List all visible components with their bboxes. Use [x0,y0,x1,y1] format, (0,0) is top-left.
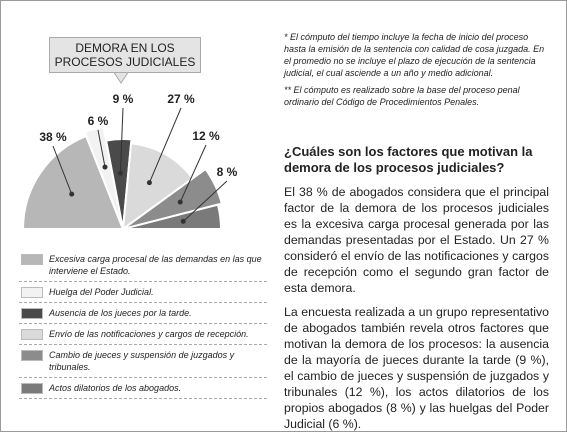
leader-line [148,107,182,183]
legend-item: Actos dilatorios de los abogados. [19,378,267,399]
legend-swatch [21,329,43,340]
legend-swatch [21,350,43,361]
heading: ¿Cuáles son los factores que motivan la … [284,144,533,175]
leader-line [119,107,124,174]
legend-swatch [21,287,43,298]
wedge [122,203,223,230]
chart-title: DEMORA EN LOS PROCESOS JUDICIALES [49,37,201,73]
legend-item: Cambio de jueces y suspensión de juzgado… [19,345,267,378]
footnote: * El cómputo del tiempo incluye la fecha… [284,32,545,78]
legend-label: Envío de las notificaciones y cargos de … [49,329,249,339]
leader-dot [69,191,75,197]
value-label: 27 % [167,92,195,106]
legend: Excesiva carga procesal de las demandas … [19,249,267,399]
value-label: 12 % [192,129,220,143]
value-label: 38 % [39,130,67,144]
leader-dot [180,218,186,224]
legend-label: Ausencia de los jueces por la tarde. [49,308,192,318]
wedge [121,142,194,232]
leader-line [52,145,73,195]
text-column: * El cómputo del tiempo incluye la fecha… [284,31,549,431]
legend-swatch [21,383,43,394]
legend-item: Excesiva carga procesal de las demandas … [19,249,267,282]
wedge [83,125,124,230]
value-label: 6 % [88,114,109,128]
value-label: 8 % [217,165,238,179]
legend-label: Cambio de jueces y suspensión de juzgado… [49,350,235,372]
wedge [122,167,224,230]
legend-label: Excesiva carga procesal de las demandas … [49,254,262,276]
legend-label: Actos dilatorios de los abogados. [49,383,182,393]
legend-swatch [21,254,43,265]
leader-dot [102,164,108,170]
leader-dot [177,199,183,205]
paragraph: La encuesta realizada a un grupo represe… [284,305,549,431]
legend-item: Huelga del Poder Judicial. [19,282,267,303]
leader-line [182,180,228,222]
value-label: 9 % [113,92,134,106]
legend-item: Envío de las notificaciones y cargos de … [19,324,267,345]
leader-line [97,129,106,168]
paragraph: El 38 % de abogados considera que el pri… [284,185,549,295]
chart: 38 % 6 % 9 % 27 % 12 % 8 % [21,70,238,232]
leader-line [179,144,207,203]
legend-swatch [21,308,43,319]
wedge [104,138,133,230]
wedge [21,134,125,230]
footnote: ** El cómputo es realizado sobre la base… [284,85,520,107]
legend-item: Ausencia de los jueces por la tarde. [19,303,267,324]
leader-dot [146,180,152,186]
leader-dot [117,170,123,176]
legend-label: Huelga del Poder Judicial. [49,287,154,297]
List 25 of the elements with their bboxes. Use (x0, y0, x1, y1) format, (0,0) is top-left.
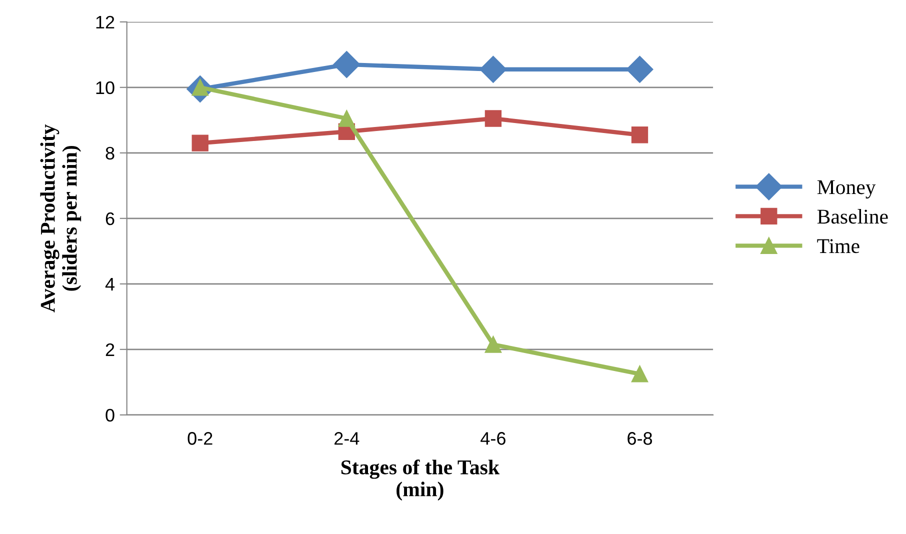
point (192, 134, 208, 152)
y-tick-label: 12 (96, 16, 114, 28)
x-tick-label: 2-4 (334, 432, 360, 445)
y-tick-label: 10 (96, 81, 114, 94)
y-tick-label: 0 (106, 408, 114, 422)
point (484, 336, 502, 353)
y-tick-label: 6 (106, 212, 114, 226)
point (631, 126, 648, 144)
y-tick-label: 2 (106, 343, 114, 356)
point (631, 366, 648, 382)
y-tick-label: 8 (106, 146, 114, 160)
point (338, 110, 355, 127)
point (484, 110, 502, 127)
point (480, 56, 507, 83)
x-tick-label: 4-6 (480, 432, 506, 445)
x-axis-title: Stages of the Task (min) (341, 460, 500, 501)
x-tick-label: 6-8 (628, 432, 652, 445)
legend-label: Money (817, 180, 876, 199)
y-tick-label: 4 (105, 278, 115, 290)
y-axis-title: Average Productivity (sliders per min) (40, 124, 82, 312)
point (626, 56, 654, 83)
legend-label: Baseline (817, 209, 888, 224)
legend-label: Time (817, 239, 860, 254)
x-tick-label: 0-2 (188, 432, 212, 445)
point (333, 51, 360, 78)
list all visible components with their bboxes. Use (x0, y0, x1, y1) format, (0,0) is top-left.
§ §
**WHAT YOU ARE ASKED TO DO**
Rewrite the lines above as a JSON list of strings, one string per line, leaving out blank lines and the pictures.

**RESPONSE TO THE TASK**
[
  "List all visible components with their bboxes. Use [x0,y0,x1,y1] format, (0,0) is top-left.",
  "leader-line [148,107,182,183]",
  "legend-item: Actos dilatorios de los abogados. [19,378,267,399]",
  "legend-swatch [21,329,43,340]",
  "legend-swatch [21,350,43,361]",
  "heading: ¿Cuáles son los factores que motivan la … [284,144,533,175]",
  "leader-line [119,107,124,174]",
  "legend-swatch [21,287,43,298]",
  "wedge [122,203,223,230]",
  "chart-title: DEMORA EN LOS PROCESOS JUDICIALES [49,37,201,73]",
  "legend-item: Cambio de jueces y suspensión de juzgado… [19,345,267,378]",
  "footnote: * El cómputo del tiempo incluye la fecha… [284,32,545,78]",
  "legend-label: Envío de las notificaciones y cargos de … [49,329,249,339]",
  "leader-dot [69,191,75,197]",
  "value-label: 27 % [167,92,195,106]",
  "legend: Excesiva carga procesal de las demandas … [19,249,267,399]",
  "value-label: 12 % [192,129,220,143]",
  "value-label: 38 % [39,130,67,144]",
  "leader-dot [180,218,186,224]",
  "legend-label: Ausencia de los jueces por la tarde. [49,308,192,318]",
  "wedge [121,142,194,232]",
  "leader-line [52,145,73,195]",
  "text-column: * El cómputo del tiempo incluye la fecha… [284,31,549,431]",
  "legend-swatch [21,383,43,394]",
  "legend-item: Excesiva carga procesal de las demandas … [19,249,267,282]",
  "wedge [83,125,124,230]",
  "value-label: 6 % [88,114,109,128]",
  "value-label: 8 % [217,165,238,179]",
  "legend-label: Cambio de jueces y suspensión de juzgado… [49,350,235,372]",
  "wedge [122,167,224,230]",
  "legend-label: Excesiva carga procesal de las demandas … [49,254,262,276]",
  "legend-label: Actos dilatorios de los abogados. [49,383,182,393]",
  "legend-swatch [21,254,43,265]",
  "leader-dot [102,164,108,170]",
  "leader-dot [177,199,183,205]",
  "paragraph: La encuesta realizada a un grupo represe… [284,305,549,431]",
  "legend-item: Huelga del Poder Judicial. [19,282,267,303]",
  "leader-line [182,180,228,222]",
  "value-label: 9 % [113,92,134,106]",
  "legend-item: Envío de las notificaciones y cargos de … [19,324,267,345]",
  "leader-line [97,129,106,168]",
  "paragraph: El 38 % de abogados considera que el pri… [284,185,549,295]",
  "chart: 38 % 6 % 9 % 27 % 12 % 8 % [21,70,238,232]",
  "leader-line [179,144,207,203]",
  "legend-swatch [21,308,43,319]",
  "wedge [104,138,133,230]",
  "wedge [21,134,125,230]",
  "footnote: ** El cómputo es realizado sobre la base… [284,85,520,107]",
  "legend-item: Ausencia de los jueces por la tarde. [19,303,267,324]",
  "leader-dot [146,180,152,186]",
  "leader-dot [117,170,123,176]",
  "legend-label: Huelga del Poder Judicial. [49,287,154,297]",
  "List 25 of the elements with their bboxes. Use (x0, y0, x1, y1) format, (0,0) is top-left.",
  "point (192, 134, 208, 152)",
  "y-tick-label: 12 (96, 16, 114, 28)",
  "x-tick-label: 2-4 (334, 432, 360, 445)",
  "y-tick-label: 10 (96, 81, 114, 94)",
  "y-tick-label: 0 (106, 408, 114, 422)",
  "point (484, 336, 502, 353)",
  "y-tick-label: 6 (106, 212, 114, 226)",
  "point (631, 126, 648, 144)",
  "y-tick-label: 2 (106, 343, 114, 356)",
  "point (631, 366, 648, 382)",
  "y-tick-label: 8 (106, 146, 114, 160)",
  "point (338, 110, 355, 127)",
  "point (484, 110, 502, 127)",
  "point (480, 56, 507, 83)",
  "x-tick-label: 4-6 (480, 432, 506, 445)",
  "x-axis-title: Stages of the Task (min) (341, 460, 500, 501)",
  "x-tick-label: 6-8 (628, 432, 652, 445)",
  "legend-label: Money (817, 180, 876, 199)",
  "y-tick-label: 4 (105, 278, 115, 290)",
  "y-axis-title: Average Productivity (sliders per min) (40, 124, 82, 312)",
  "point (626, 56, 654, 83)",
  "legend-label: Baseline (817, 209, 888, 224)",
  "legend-label: Time (817, 239, 860, 254)",
  "x-tick-label: 0-2 (188, 432, 212, 445)",
  "point (333, 51, 360, 78)",
  "list all visible components with their bboxes. Use (x0, y0, x1, y1) format, (0,0) is top-left."
]